GOAL: Reproduce all the lines below exactly and omit the images.

Collected data entries:
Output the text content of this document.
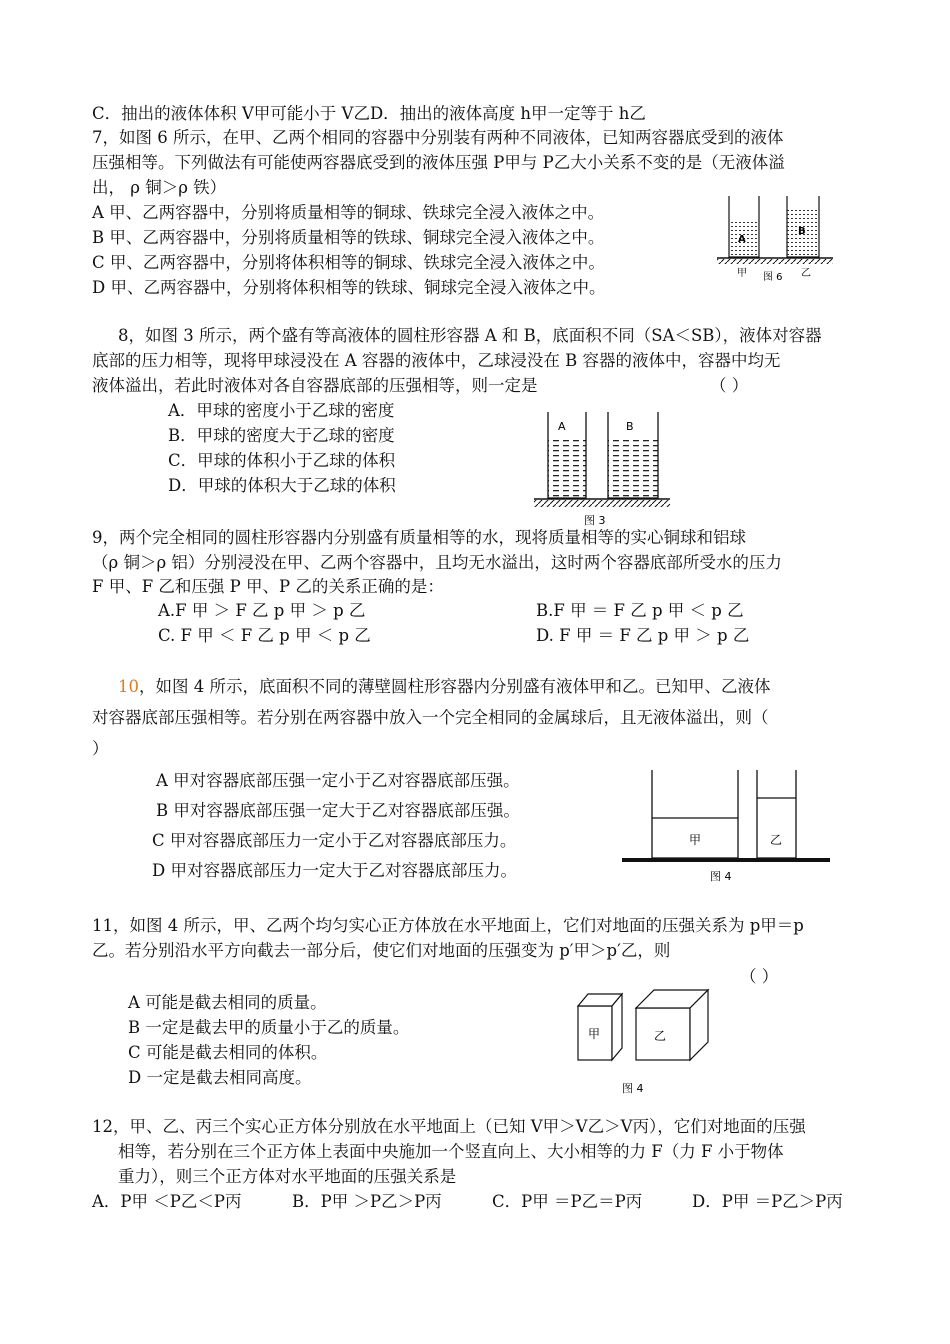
C．抽出的液体体积 V甲可能小于 V乙D．抽出的液体高度 h甲一定等于 h乙
7，如图 6 所示，在甲、乙两个相同的容器中分别装有两种不同液体，已知两容器底受到的液体
压强相等。下列做法有可能使两容器底受到的液体压强 P甲与 P乙大小关系不变的是（无液体溢
出， ρ 铜＞ρ 铁）
A 甲、乙两容器中，分别将质量相等的铜球、铁球完全浸入液体之中。
B 甲、乙两容器中，分别将质量相等的铁球、铜球完全浸入液体之中。
C 甲、乙两容器中，分别将体积相等的铜球、铁球完全浸入液体之中。
D 甲、乙两容器中，分别将体积相等的铁球、铜球完全浸入液体之中。
A
B
甲 图 6 乙
8，如图 3 所示，两个盛有等高液体的圆柱形容器 A 和 B，底面积不同（SA＜SB），液体对容器
底部的压力相等，现将甲球浸没在 A 容器的液体中，乙球浸没在 B 容器的液体中，容器中均无
液体溢出，若此时液体对各自容器底部的压强相等，则一定是	（ ）
A．甲球的密度小于乙球的密度
B．甲球的密度大于乙球的密度
C．甲球的体积小于乙球的体积
D．甲球的体积大于乙球的体积
A	B
图 3
9，两个完全相同的圆柱形容器内分别盛有质量相等的水，现将质量相等的实心铜球和铝球
（ρ 铜＞ρ 铝）分别浸没在甲、乙两个容器中，且均无水溢出，这时两个容器底部所受水的压力
F 甲、F 乙和压强 P 甲、P 乙的关系正确的是：
A.F 甲 ＞ F 乙 p 甲 ＞ p 乙	B.F 甲 ＝ F 乙 p 甲 ＜ p 乙
C. F 甲 ＜ F 乙 p 甲 ＜ p 乙	D. F 甲 ＝ F 乙 p 甲 ＞ p 乙
10，如图 4 所示，底面积不同的薄壁圆柱形容器内分别盛有液体甲和乙。已知甲、乙液体
对容器底部压强相等。若分别在两容器中放入一个完全相同的金属球后，且无液体溢出，则（
）
A 甲对容器底部压强一定小于乙对容器底部压强。
B 甲对容器底部压强一定大于乙对容器底部压强。
C 甲对容器底部压力一定小于乙对容器底部压力。
D 甲对容器底部压力一定大于乙对容器底部压力。
甲	乙
图 4
11，如图 4 所示，甲、乙两个均匀实心正方体放在水平地面上，它们对地面的压强关系为 p甲＝p
乙。若分别沿水平方向截去一部分后，使它们对地面的压强变为 p′甲＞p′乙，则
（ ）
A 可能是截去相同的质量。
B 一定是截去甲的质量小于乙的质量。
C 可能是截去相同的体积。
D 一定是截去相同高度。
甲	乙
图 4
12，甲、乙、丙三个实心正方体分别放在水平地面上（已知 V甲＞V乙＞V丙），它们对地面的压强
相等，若分别在三个正方体上表面中央施加一个竖直向上、大小相等的力 F（力 F 小于物体
重力），则三个正方体对水平地面的压强关系是
A．P甲 ＜P乙＜P丙	B．P甲 ＞P乙＞P丙	C．P甲 ＝P乙＝P丙	D．P甲 ＝P乙＞P丙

RESULT OF THE EXERCISE:
Output the text content of this document.
C．抽出的液体体积 V甲可能小于 V乙D．抽出的液体高度 h甲一定等于 h乙
7，如图 6 所示，在甲、乙两个相同的容器中分别装有两种不同液体，已知两容器底受到的液体
压强相等。下列做法有可能使两容器底受到的液体压强 P甲与 P乙大小关系不变的是（无液体溢
出， ρ 铜＞ρ 铁）
A 甲、乙两容器中，分别将质量相等的铜球、铁球完全浸入液体之中。
B 甲、乙两容器中，分别将质量相等的铁球、铜球完全浸入液体之中。
C 甲、乙两容器中，分别将体积相等的铜球、铁球完全浸入液体之中。
D 甲、乙两容器中，分别将体积相等的铁球、铜球完全浸入液体之中。
A
B
甲 图 6 乙
8，如图 3 所示，两个盛有等高液体的圆柱形容器 A 和 B，底面积不同（SA＜SB），液体对容器
底部的压力相等，现将甲球浸没在 A 容器的液体中，乙球浸没在 B 容器的液体中，容器中均无
液体溢出，若此时液体对各自容器底部的压强相等，则一定是	（ ）
A．甲球的密度小于乙球的密度
B．甲球的密度大于乙球的密度
C．甲球的体积小于乙球的体积
D．甲球的体积大于乙球的体积
A	B
图 3
9，两个完全相同的圆柱形容器内分别盛有质量相等的水，现将质量相等的实心铜球和铝球
（ρ 铜＞ρ 铝）分别浸没在甲、乙两个容器中，且均无水溢出，这时两个容器底部所受水的压力
F 甲、F 乙和压强 P 甲、P 乙的关系正确的是：
A.F 甲 ＞ F 乙 p 甲 ＞ p 乙	B.F 甲 ＝ F 乙 p 甲 ＜ p 乙
C. F 甲 ＜ F 乙 p 甲 ＜ p 乙	D. F 甲 ＝ F 乙 p 甲 ＞ p 乙
10，如图 4 所示，底面积不同的薄壁圆柱形容器内分别盛有液体甲和乙。已知甲、乙液体
对容器底部压强相等。若分别在两容器中放入一个完全相同的金属球后，且无液体溢出，则（
）
A 甲对容器底部压强一定小于乙对容器底部压强。
B 甲对容器底部压强一定大于乙对容器底部压强。
C 甲对容器底部压力一定小于乙对容器底部压力。
D 甲对容器底部压力一定大于乙对容器底部压力。
甲	乙
图 4
11，如图 4 所示，甲、乙两个均匀实心正方体放在水平地面上，它们对地面的压强关系为 p甲＝p
乙。若分别沿水平方向截去一部分后，使它们对地面的压强变为 p′甲＞p′乙，则
（ ）
A 可能是截去相同的质量。
B 一定是截去甲的质量小于乙的质量。
C 可能是截去相同的体积。
D 一定是截去相同高度。
甲	乙
图 4
12，甲、乙、丙三个实心正方体分别放在水平地面上（已知 V甲＞V乙＞V丙），它们对地面的压强
相等，若分别在三个正方体上表面中央施加一个竖直向上、大小相等的力 F（力 F 小于物体
重力），则三个正方体对水平地面的压强关系是
A．P甲 ＜P乙＜P丙	B．P甲 ＞P乙＞P丙	C．P甲 ＝P乙＝P丙	D．P甲 ＝P乙＞P丙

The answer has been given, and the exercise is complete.